[Collection entries]
------------------------------

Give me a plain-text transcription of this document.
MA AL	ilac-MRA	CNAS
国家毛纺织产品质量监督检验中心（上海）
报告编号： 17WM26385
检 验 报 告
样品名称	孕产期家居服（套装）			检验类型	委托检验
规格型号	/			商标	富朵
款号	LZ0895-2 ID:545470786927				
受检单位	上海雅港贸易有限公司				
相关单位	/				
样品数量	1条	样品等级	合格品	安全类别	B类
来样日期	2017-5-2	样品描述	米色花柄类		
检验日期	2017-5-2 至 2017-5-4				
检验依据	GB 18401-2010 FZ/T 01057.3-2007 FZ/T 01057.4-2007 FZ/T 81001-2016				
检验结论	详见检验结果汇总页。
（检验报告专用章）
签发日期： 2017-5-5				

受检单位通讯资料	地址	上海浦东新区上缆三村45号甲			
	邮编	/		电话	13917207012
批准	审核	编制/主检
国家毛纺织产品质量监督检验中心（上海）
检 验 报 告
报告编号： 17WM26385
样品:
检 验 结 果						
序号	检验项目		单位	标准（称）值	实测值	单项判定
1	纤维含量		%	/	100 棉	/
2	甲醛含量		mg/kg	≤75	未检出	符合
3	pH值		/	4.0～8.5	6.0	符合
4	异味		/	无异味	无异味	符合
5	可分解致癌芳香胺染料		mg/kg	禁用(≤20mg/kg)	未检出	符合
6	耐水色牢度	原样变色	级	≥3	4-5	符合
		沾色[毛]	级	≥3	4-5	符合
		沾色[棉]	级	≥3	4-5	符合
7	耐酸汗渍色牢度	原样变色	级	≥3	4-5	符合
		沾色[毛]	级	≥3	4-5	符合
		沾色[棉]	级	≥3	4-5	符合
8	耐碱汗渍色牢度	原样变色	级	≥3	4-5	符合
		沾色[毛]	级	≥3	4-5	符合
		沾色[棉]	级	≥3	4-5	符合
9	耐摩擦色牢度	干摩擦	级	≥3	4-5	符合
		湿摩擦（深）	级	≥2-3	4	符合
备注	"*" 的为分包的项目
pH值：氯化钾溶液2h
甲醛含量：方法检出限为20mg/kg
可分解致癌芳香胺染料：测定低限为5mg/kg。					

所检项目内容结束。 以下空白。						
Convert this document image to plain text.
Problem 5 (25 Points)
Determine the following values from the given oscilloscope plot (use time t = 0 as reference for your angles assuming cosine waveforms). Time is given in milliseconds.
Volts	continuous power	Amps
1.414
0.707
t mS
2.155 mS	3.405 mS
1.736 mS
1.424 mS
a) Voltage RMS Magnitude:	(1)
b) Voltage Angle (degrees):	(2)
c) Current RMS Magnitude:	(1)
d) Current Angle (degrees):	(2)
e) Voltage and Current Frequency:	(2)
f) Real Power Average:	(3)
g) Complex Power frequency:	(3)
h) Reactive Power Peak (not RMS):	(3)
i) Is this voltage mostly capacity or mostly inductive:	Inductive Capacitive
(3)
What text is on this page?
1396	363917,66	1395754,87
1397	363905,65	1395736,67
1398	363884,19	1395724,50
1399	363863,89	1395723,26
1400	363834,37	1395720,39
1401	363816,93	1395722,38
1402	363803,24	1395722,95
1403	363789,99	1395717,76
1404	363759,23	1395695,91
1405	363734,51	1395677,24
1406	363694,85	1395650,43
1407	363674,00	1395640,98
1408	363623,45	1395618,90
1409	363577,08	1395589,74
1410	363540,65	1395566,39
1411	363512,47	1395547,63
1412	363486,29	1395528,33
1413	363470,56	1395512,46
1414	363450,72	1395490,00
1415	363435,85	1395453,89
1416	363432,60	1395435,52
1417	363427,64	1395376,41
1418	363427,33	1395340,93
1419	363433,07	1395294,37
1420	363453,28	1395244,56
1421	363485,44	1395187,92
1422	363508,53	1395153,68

------------------------------

__TASK OBJECTIVE__: Tell how many lines in the records above contain "Current", giving the number and no other words.

__RESULT__: 3